Stored entries -
------------
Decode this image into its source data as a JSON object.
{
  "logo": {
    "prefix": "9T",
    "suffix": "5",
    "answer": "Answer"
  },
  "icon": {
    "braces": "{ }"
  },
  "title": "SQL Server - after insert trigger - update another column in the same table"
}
------------
Task objective -
Nothing should be left out: repeat all of the data exactly.

Reply -
Decode this image into its source data as a JSON object.
{
  "logo": {
    "prefix": "9T",
    "suffix": "5",
    "answer": "Answer"
  },
  "icon": {
    "braces": "{ }"
  },
  "title": "SQL Server - after insert trigger - update another column in the same table"
}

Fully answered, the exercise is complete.